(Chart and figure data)
◇ ◇ ◇ ◇ ◇ ◇ ◇

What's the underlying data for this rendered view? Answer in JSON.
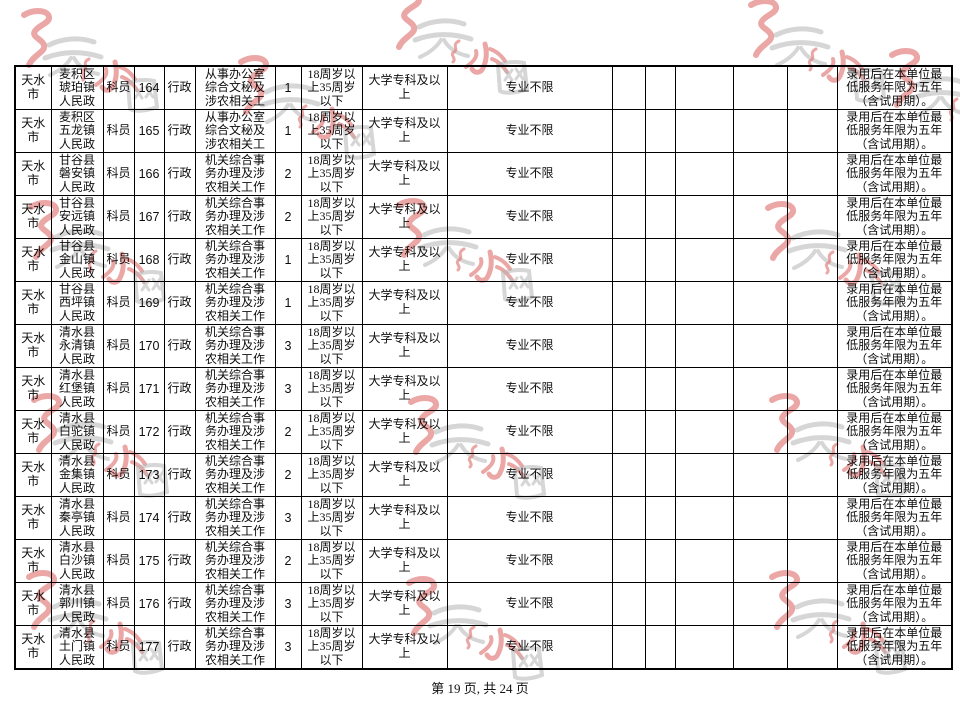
{
  "page": {
    "footer_text": "第 19 页, 共 24 页"
  },
  "watermark": {
    "label": "天水网",
    "red_color": "#e2827f",
    "gray_color": "#b4b4b4"
  },
  "table": {
    "column_keys": [
      "city",
      "unit",
      "rank",
      "code",
      "category",
      "duty",
      "count",
      "age",
      "education",
      "major",
      "extra1",
      "extra2",
      "extra3",
      "extra4",
      "extra5",
      "remark"
    ],
    "rows": [
      {
        "city": "天水\n市",
        "unit": "麦积区\n琥珀镇\n人民政",
        "rank": "科员",
        "code": "164",
        "category": "行政",
        "duty": "从事办公室\n综合文秘及\n涉农相关工",
        "count": "1",
        "age": "18周岁以\n上35周岁\n以下",
        "education": "大学专科及以\n上",
        "major": "专业不限",
        "remark": "录用后在本单位最\n低服务年限为五年\n（含试用期）。"
      },
      {
        "city": "天水\n市",
        "unit": "麦积区\n五龙镇\n人民政",
        "rank": "科员",
        "code": "165",
        "category": "行政",
        "duty": "从事办公室\n综合文秘及\n涉农相关工",
        "count": "1",
        "age": "18周岁以\n上35周岁\n以下",
        "education": "大学专科及以\n上",
        "major": "专业不限",
        "remark": "录用后在本单位最\n低服务年限为五年\n（含试用期）。"
      },
      {
        "city": "天水\n市",
        "unit": "甘谷县\n磐安镇\n人民政",
        "rank": "科员",
        "code": "166",
        "category": "行政",
        "duty": "机关综合事\n务办理及涉\n农相关工作",
        "count": "2",
        "age": "18周岁以\n上35周岁\n以下",
        "education": "大学专科及以\n上",
        "major": "专业不限",
        "remark": "录用后在本单位最\n低服务年限为五年\n（含试用期）。"
      },
      {
        "city": "天水\n市",
        "unit": "甘谷县\n安远镇\n人民政",
        "rank": "科员",
        "code": "167",
        "category": "行政",
        "duty": "机关综合事\n务办理及涉\n农相关工作",
        "count": "2",
        "age": "18周岁以\n上35周岁\n以下",
        "education": "大学专科及以\n上",
        "major": "专业不限",
        "remark": "录用后在本单位最\n低服务年限为五年\n（含试用期）。"
      },
      {
        "city": "天水\n市",
        "unit": "甘谷县\n金山镇\n人民政",
        "rank": "科员",
        "code": "168",
        "category": "行政",
        "duty": "机关综合事\n务办理及涉\n农相关工作",
        "count": "1",
        "age": "18周岁以\n上35周岁\n以下",
        "education": "大学专科及以\n上",
        "major": "专业不限",
        "remark": "录用后在本单位最\n低服务年限为五年\n（含试用期）。"
      },
      {
        "city": "天水\n市",
        "unit": "甘谷县\n西坪镇\n人民政",
        "rank": "科员",
        "code": "169",
        "category": "行政",
        "duty": "机关综合事\n务办理及涉\n农相关工作",
        "count": "1",
        "age": "18周岁以\n上35周岁\n以下",
        "education": "大学专科及以\n上",
        "major": "专业不限",
        "remark": "录用后在本单位最\n低服务年限为五年\n（含试用期）。"
      },
      {
        "city": "天水\n市",
        "unit": "清水县\n永清镇\n人民政",
        "rank": "科员",
        "code": "170",
        "category": "行政",
        "duty": "机关综合事\n务办理及涉\n农相关工作",
        "count": "3",
        "age": "18周岁以\n上35周岁\n以下",
        "education": "大学专科及以\n上",
        "major": "专业不限",
        "remark": "录用后在本单位最\n低服务年限为五年\n（含试用期）。"
      },
      {
        "city": "天水\n市",
        "unit": "清水县\n红堡镇\n人民政",
        "rank": "科员",
        "code": "171",
        "category": "行政",
        "duty": "机关综合事\n务办理及涉\n农相关工作",
        "count": "3",
        "age": "18周岁以\n上35周岁\n以下",
        "education": "大学专科及以\n上",
        "major": "专业不限",
        "remark": "录用后在本单位最\n低服务年限为五年\n（含试用期）。"
      },
      {
        "city": "天水\n市",
        "unit": "清水县\n白驼镇\n人民政",
        "rank": "科员",
        "code": "172",
        "category": "行政",
        "duty": "机关综合事\n务办理及涉\n农相关工作",
        "count": "2",
        "age": "18周岁以\n上35周岁\n以下",
        "education": "大学专科及以\n上",
        "major": "专业不限",
        "remark": "录用后在本单位最\n低服务年限为五年\n（含试用期）。"
      },
      {
        "city": "天水\n市",
        "unit": "清水县\n金集镇\n人民政",
        "rank": "科员",
        "code": "173",
        "category": "行政",
        "duty": "机关综合事\n务办理及涉\n农相关工作",
        "count": "2",
        "age": "18周岁以\n上35周岁\n以下",
        "education": "大学专科及以\n上",
        "major": "专业不限",
        "remark": "录用后在本单位最\n低服务年限为五年\n（含试用期）。"
      },
      {
        "city": "天水\n市",
        "unit": "清水县\n秦亭镇\n人民政",
        "rank": "科员",
        "code": "174",
        "category": "行政",
        "duty": "机关综合事\n务办理及涉\n农相关工作",
        "count": "3",
        "age": "18周岁以\n上35周岁\n以下",
        "education": "大学专科及以\n上",
        "major": "专业不限",
        "remark": "录用后在本单位最\n低服务年限为五年\n（含试用期）。"
      },
      {
        "city": "天水\n市",
        "unit": "清水县\n白沙镇\n人民政",
        "rank": "科员",
        "code": "175",
        "category": "行政",
        "duty": "机关综合事\n务办理及涉\n农相关工作",
        "count": "2",
        "age": "18周岁以\n上35周岁\n以下",
        "education": "大学专科及以\n上",
        "major": "专业不限",
        "remark": "录用后在本单位最\n低服务年限为五年\n（含试用期）。"
      },
      {
        "city": "天水\n市",
        "unit": "清水县\n郭川镇\n人民政",
        "rank": "科员",
        "code": "176",
        "category": "行政",
        "duty": "机关综合事\n务办理及涉\n农相关工作",
        "count": "3",
        "age": "18周岁以\n上35周岁\n以下",
        "education": "大学专科及以\n上",
        "major": "专业不限",
        "remark": "录用后在本单位最\n低服务年限为五年\n（含试用期）。"
      },
      {
        "city": "天水\n市",
        "unit": "清水县\n土门镇\n人民政",
        "rank": "科员",
        "code": "177",
        "category": "行政",
        "duty": "机关综合事\n务办理及涉\n农相关工作",
        "count": "3",
        "age": "18周岁以\n上35周岁\n以下",
        "education": "大学专科及以\n上",
        "major": "专业不限",
        "remark": "录用后在本单位最\n低服务年限为五年\n（含试用期）。"
      }
    ]
  }
}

◇ ◇ ◇ ◇ ◇ ◇ ◇

» GIVEN INSTRUCTION
Every record above should be transcribed exactly; the pictures stay out of the copy.

» COMPLETED TASK
What's the underlying data for this rendered view? Answer in JSON.
{
  "page": {
    "footer_text": "第 19 页, 共 24 页"
  },
  "watermark": {
    "label": "天水网",
    "red_color": "#e2827f",
    "gray_color": "#b4b4b4"
  },
  "table": {
    "column_keys": [
      "city",
      "unit",
      "rank",
      "code",
      "category",
      "duty",
      "count",
      "age",
      "education",
      "major",
      "extra1",
      "extra2",
      "extra3",
      "extra4",
      "extra5",
      "remark"
    ],
    "rows": [
      {
        "city": "天水\n市",
        "unit": "麦积区\n琥珀镇\n人民政",
        "rank": "科员",
        "code": "164",
        "category": "行政",
        "duty": "从事办公室\n综合文秘及\n涉农相关工",
        "count": "1",
        "age": "18周岁以\n上35周岁\n以下",
        "education": "大学专科及以\n上",
        "major": "专业不限",
        "remark": "录用后在本单位最\n低服务年限为五年\n（含试用期）。"
      },
      {
        "city": "天水\n市",
        "unit": "麦积区\n五龙镇\n人民政",
        "rank": "科员",
        "code": "165",
        "category": "行政",
        "duty": "从事办公室\n综合文秘及\n涉农相关工",
        "count": "1",
        "age": "18周岁以\n上35周岁\n以下",
        "education": "大学专科及以\n上",
        "major": "专业不限",
        "remark": "录用后在本单位最\n低服务年限为五年\n（含试用期）。"
      },
      {
        "city": "天水\n市",
        "unit": "甘谷县\n磐安镇\n人民政",
        "rank": "科员",
        "code": "166",
        "category": "行政",
        "duty": "机关综合事\n务办理及涉\n农相关工作",
        "count": "2",
        "age": "18周岁以\n上35周岁\n以下",
        "education": "大学专科及以\n上",
        "major": "专业不限",
        "remark": "录用后在本单位最\n低服务年限为五年\n（含试用期）。"
      },
      {
        "city": "天水\n市",
        "unit": "甘谷县\n安远镇\n人民政",
        "rank": "科员",
        "code": "167",
        "category": "行政",
        "duty": "机关综合事\n务办理及涉\n农相关工作",
        "count": "2",
        "age": "18周岁以\n上35周岁\n以下",
        "education": "大学专科及以\n上",
        "major": "专业不限",
        "remark": "录用后在本单位最\n低服务年限为五年\n（含试用期）。"
      },
      {
        "city": "天水\n市",
        "unit": "甘谷县\n金山镇\n人民政",
        "rank": "科员",
        "code": "168",
        "category": "行政",
        "duty": "机关综合事\n务办理及涉\n农相关工作",
        "count": "1",
        "age": "18周岁以\n上35周岁\n以下",
        "education": "大学专科及以\n上",
        "major": "专业不限",
        "remark": "录用后在本单位最\n低服务年限为五年\n（含试用期）。"
      },
      {
        "city": "天水\n市",
        "unit": "甘谷县\n西坪镇\n人民政",
        "rank": "科员",
        "code": "169",
        "category": "行政",
        "duty": "机关综合事\n务办理及涉\n农相关工作",
        "count": "1",
        "age": "18周岁以\n上35周岁\n以下",
        "education": "大学专科及以\n上",
        "major": "专业不限",
        "remark": "录用后在本单位最\n低服务年限为五年\n（含试用期）。"
      },
      {
        "city": "天水\n市",
        "unit": "清水县\n永清镇\n人民政",
        "rank": "科员",
        "code": "170",
        "category": "行政",
        "duty": "机关综合事\n务办理及涉\n农相关工作",
        "count": "3",
        "age": "18周岁以\n上35周岁\n以下",
        "education": "大学专科及以\n上",
        "major": "专业不限",
        "remark": "录用后在本单位最\n低服务年限为五年\n（含试用期）。"
      },
      {
        "city": "天水\n市",
        "unit": "清水县\n红堡镇\n人民政",
        "rank": "科员",
        "code": "171",
        "category": "行政",
        "duty": "机关综合事\n务办理及涉\n农相关工作",
        "count": "3",
        "age": "18周岁以\n上35周岁\n以下",
        "education": "大学专科及以\n上",
        "major": "专业不限",
        "remark": "录用后在本单位最\n低服务年限为五年\n（含试用期）。"
      },
      {
        "city": "天水\n市",
        "unit": "清水县\n白驼镇\n人民政",
        "rank": "科员",
        "code": "172",
        "category": "行政",
        "duty": "机关综合事\n务办理及涉\n农相关工作",
        "count": "2",
        "age": "18周岁以\n上35周岁\n以下",
        "education": "大学专科及以\n上",
        "major": "专业不限",
        "remark": "录用后在本单位最\n低服务年限为五年\n（含试用期）。"
      },
      {
        "city": "天水\n市",
        "unit": "清水县\n金集镇\n人民政",
        "rank": "科员",
        "code": "173",
        "category": "行政",
        "duty": "机关综合事\n务办理及涉\n农相关工作",
        "count": "2",
        "age": "18周岁以\n上35周岁\n以下",
        "education": "大学专科及以\n上",
        "major": "专业不限",
        "remark": "录用后在本单位最\n低服务年限为五年\n（含试用期）。"
      },
      {
        "city": "天水\n市",
        "unit": "清水县\n秦亭镇\n人民政",
        "rank": "科员",
        "code": "174",
        "category": "行政",
        "duty": "机关综合事\n务办理及涉\n农相关工作",
        "count": "3",
        "age": "18周岁以\n上35周岁\n以下",
        "education": "大学专科及以\n上",
        "major": "专业不限",
        "remark": "录用后在本单位最\n低服务年限为五年\n（含试用期）。"
      },
      {
        "city": "天水\n市",
        "unit": "清水县\n白沙镇\n人民政",
        "rank": "科员",
        "code": "175",
        "category": "行政",
        "duty": "机关综合事\n务办理及涉\n农相关工作",
        "count": "2",
        "age": "18周岁以\n上35周岁\n以下",
        "education": "大学专科及以\n上",
        "major": "专业不限",
        "remark": "录用后在本单位最\n低服务年限为五年\n（含试用期）。"
      },
      {
        "city": "天水\n市",
        "unit": "清水县\n郭川镇\n人民政",
        "rank": "科员",
        "code": "176",
        "category": "行政",
        "duty": "机关综合事\n务办理及涉\n农相关工作",
        "count": "3",
        "age": "18周岁以\n上35周岁\n以下",
        "education": "大学专科及以\n上",
        "major": "专业不限",
        "remark": "录用后在本单位最\n低服务年限为五年\n（含试用期）。"
      },
      {
        "city": "天水\n市",
        "unit": "清水县\n土门镇\n人民政",
        "rank": "科员",
        "code": "177",
        "category": "行政",
        "duty": "机关综合事\n务办理及涉\n农相关工作",
        "count": "3",
        "age": "18周岁以\n上35周岁\n以下",
        "education": "大学专科及以\n上",
        "major": "专业不限",
        "remark": "录用后在本单位最\n低服务年限为五年\n（含试用期）。"
      }
    ]
  }
}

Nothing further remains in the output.